Répondez aux questions suivantes à partir de l'extrait ci-dessous consacré au roman « Le sang du Baobab », en numérotant vos réponses de la même manière.
1. Pour quelle agence Evan est-il correspondant de presse, et dans quelle région ?
2. D'après l'extrait, quelle vertu prête-t-on à la sève du baobab ?
3. Chez quel éditeur et en quelle année le roman a-t-il paru ?

***** Texte extrait

Deux caractères campés avec maîtrise

Trentenaire resté veuf avec une petite Laura confiée à ses parents, fasciné depuis l'adolescence par les explorateurs du Continent Noir, Evan travaille comme correspondant de presse de l'A.I.P. en Afrique de l'Ouest. Impulsif égocentré, il vit de se mettre en danger. S'il cherche l'empathie avec les populations africaines, c'est plus pour recevoir que pour donner : il cannibalise autrui — " je mens, je trahis, sans me soucier des autres." Pour cet aventurier, seuls comptent l'instant présent et son intérêt personnel. Un peu trop coureur et buveur aux dires de son patron, ce jouisseur déteste les "journalistes de salon", mondains qui ne vont jamais sur le terrain. Il croise la route de Maïmouna, caractère également trempé d'orgueil et d'instinct dominateur. Elle tient sa fierté de son ethnie peule et de son statut de fille de chef. Diplômée de la faculté de Dakar, elle adorait son père, ministre de l'Intérieur tombé en disgrâce exilé et décédé à Ingao, village perdu au bord du fleuve. Elle reste en conflit avec sa mère, belle dakaroise égoïste et déchue ; pour élever ses quatre autres enfants, elle sacrifie son aînée en la poussant à se prostituer. Maïmouna se refuse à toute forme de soumission : " si je ne me défends pas, je serai ce qu'ils veulent que je sois". Elle se met à rêver sa vie, s'approprie le journaliste blanc, use aisément du mensonge... Seule à Paris, elle dilapide en frivolités l'argent qu'Evan a laissé...

L'évocation des populations africaines

Autant près de Barbès qu'au Sénégal, Richard Binet sait décrire avec justesse et vivacité les marchés, les coutumes, les rituels ; suggérer l'importance des réseaux relationnels, la corruption ou le rôle essentiel de "l'argent des fils exilés en Europe"... sans oublier la mise en scène de soi : "En Afrique, on ne prend pas les gens pour ce qu'ils sont, mais pour ce qu'ils disent être".

"Le sang du Baobab", c'est sa sève censée guérir les femmes stériles ; c'est aussi l'énergie du Continent Noir, immense baobab qui toujours rappelle: "n'oublie jamais d'où tu viens"!

Richard Binet semble ne pouvoir résister à l'appel de l'Afrique : son personnage, plus aventurier que journaliste, reviendra-t-il dans de nouvelles aventures? On l'attend!

Richard Binet. Le sang du Baobab. Riveneuve, 2008, 194 pages.

**********
***** Données fournies

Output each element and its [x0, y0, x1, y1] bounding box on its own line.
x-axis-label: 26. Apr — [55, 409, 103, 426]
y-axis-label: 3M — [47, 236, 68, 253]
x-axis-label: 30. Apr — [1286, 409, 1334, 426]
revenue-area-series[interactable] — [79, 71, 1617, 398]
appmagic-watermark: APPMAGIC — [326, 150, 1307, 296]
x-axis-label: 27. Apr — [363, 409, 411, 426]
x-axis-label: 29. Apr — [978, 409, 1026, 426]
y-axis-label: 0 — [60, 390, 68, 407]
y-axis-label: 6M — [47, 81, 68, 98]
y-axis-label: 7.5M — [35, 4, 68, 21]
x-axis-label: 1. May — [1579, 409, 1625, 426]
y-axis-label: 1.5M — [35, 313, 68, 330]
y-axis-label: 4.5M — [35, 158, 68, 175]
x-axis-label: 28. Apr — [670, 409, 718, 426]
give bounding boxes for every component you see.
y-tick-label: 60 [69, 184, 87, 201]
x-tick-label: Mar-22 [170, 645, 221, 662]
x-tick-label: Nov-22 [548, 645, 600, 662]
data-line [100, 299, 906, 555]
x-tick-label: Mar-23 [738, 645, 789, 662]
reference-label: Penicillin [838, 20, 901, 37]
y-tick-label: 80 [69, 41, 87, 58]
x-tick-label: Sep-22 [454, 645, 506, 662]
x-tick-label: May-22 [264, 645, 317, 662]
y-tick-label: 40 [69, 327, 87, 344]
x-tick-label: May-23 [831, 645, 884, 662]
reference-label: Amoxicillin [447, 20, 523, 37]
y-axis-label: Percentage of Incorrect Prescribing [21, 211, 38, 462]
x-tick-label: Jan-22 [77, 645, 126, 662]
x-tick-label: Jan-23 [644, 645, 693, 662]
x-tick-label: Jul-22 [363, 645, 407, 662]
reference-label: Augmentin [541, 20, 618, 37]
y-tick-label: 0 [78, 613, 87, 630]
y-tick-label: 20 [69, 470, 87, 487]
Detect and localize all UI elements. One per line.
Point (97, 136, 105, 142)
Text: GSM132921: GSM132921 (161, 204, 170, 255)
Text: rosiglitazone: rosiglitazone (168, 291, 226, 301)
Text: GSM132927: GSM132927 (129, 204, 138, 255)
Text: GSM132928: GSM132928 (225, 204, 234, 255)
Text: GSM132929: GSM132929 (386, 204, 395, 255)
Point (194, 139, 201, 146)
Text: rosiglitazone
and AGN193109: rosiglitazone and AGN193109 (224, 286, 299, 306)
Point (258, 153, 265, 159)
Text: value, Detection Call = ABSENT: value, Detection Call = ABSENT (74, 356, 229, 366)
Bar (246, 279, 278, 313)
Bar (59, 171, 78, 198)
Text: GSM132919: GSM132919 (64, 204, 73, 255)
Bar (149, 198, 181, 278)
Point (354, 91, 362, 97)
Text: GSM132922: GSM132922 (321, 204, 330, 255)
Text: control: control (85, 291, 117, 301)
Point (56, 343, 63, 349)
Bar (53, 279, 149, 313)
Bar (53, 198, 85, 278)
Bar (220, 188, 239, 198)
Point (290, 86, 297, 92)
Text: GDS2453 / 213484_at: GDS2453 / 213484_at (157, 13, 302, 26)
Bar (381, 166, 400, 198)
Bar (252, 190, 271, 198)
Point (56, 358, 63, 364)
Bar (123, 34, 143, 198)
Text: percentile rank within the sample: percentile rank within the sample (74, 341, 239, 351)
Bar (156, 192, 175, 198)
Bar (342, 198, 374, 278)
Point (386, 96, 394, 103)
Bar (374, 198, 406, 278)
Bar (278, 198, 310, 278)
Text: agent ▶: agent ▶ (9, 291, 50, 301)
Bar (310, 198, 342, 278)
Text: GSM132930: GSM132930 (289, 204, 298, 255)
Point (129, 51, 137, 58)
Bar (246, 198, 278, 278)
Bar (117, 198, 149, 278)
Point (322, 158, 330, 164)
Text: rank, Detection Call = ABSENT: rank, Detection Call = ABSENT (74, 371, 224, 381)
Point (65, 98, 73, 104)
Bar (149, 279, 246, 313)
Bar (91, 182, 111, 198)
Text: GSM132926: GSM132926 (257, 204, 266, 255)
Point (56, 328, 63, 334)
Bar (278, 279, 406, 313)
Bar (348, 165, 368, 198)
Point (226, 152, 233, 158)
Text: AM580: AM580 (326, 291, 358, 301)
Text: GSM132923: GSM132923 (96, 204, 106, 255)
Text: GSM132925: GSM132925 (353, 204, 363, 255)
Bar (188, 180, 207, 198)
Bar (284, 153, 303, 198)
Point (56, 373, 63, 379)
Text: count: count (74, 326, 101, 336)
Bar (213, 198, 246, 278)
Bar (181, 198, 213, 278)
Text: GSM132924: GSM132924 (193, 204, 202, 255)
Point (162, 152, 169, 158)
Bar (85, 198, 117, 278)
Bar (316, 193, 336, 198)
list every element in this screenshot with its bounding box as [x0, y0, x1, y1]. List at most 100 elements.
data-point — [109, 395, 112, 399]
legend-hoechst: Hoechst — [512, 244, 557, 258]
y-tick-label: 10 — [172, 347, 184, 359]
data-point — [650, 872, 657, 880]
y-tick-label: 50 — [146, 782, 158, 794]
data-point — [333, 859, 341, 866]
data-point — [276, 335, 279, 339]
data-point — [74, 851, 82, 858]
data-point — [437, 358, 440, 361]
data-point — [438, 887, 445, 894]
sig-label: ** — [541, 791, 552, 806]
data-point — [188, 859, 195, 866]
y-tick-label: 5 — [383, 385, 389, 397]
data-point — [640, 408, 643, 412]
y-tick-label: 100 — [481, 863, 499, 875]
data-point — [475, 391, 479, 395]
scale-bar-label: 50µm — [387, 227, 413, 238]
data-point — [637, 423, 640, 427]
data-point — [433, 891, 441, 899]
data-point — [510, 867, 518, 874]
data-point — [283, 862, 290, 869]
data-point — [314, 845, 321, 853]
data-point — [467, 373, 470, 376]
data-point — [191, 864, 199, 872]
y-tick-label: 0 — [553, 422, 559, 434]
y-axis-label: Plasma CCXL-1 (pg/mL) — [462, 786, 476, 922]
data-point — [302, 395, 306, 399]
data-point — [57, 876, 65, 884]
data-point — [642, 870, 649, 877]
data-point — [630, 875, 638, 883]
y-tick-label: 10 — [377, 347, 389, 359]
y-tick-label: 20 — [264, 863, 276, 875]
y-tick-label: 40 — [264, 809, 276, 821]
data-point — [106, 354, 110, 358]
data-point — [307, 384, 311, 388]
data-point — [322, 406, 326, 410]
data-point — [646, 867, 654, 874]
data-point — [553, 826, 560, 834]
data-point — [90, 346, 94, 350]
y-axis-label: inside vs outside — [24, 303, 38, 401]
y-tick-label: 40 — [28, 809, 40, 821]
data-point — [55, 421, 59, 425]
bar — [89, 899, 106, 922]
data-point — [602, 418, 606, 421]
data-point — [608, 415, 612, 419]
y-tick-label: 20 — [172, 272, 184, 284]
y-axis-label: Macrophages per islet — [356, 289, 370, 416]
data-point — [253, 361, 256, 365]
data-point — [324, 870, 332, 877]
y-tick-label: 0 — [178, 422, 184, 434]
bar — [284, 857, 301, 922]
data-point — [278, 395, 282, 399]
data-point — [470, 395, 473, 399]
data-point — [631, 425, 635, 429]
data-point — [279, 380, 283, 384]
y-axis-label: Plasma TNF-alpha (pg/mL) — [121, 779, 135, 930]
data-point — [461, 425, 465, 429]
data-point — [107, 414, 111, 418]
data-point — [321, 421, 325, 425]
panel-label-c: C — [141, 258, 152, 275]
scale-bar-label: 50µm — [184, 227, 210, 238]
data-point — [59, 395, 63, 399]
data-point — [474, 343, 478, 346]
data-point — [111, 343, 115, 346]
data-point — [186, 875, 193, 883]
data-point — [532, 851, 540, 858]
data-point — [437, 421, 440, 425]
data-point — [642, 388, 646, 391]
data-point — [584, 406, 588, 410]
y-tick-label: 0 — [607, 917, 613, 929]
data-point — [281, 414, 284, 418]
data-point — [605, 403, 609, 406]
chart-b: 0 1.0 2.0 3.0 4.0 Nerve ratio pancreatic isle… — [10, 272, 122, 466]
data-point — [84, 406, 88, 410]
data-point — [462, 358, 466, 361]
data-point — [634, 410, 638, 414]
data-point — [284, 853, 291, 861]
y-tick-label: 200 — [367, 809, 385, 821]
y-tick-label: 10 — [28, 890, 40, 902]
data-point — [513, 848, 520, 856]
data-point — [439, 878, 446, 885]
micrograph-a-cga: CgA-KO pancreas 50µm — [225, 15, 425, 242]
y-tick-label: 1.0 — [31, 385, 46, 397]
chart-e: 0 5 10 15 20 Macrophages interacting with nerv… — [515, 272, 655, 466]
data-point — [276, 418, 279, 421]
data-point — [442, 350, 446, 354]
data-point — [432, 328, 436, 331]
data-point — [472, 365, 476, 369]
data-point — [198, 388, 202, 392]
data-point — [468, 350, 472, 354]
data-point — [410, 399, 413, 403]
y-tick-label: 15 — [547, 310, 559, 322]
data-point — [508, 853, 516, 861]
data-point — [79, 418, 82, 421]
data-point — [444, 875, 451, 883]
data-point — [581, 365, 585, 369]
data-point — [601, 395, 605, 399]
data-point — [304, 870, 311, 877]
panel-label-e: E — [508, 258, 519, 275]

**********

Réponse:
1. Pour l'A.I.P., en Afrique de l'Ouest.
2. Elle est censée guérir les femmes stériles.
3. Chez Riveneuve, en 2008.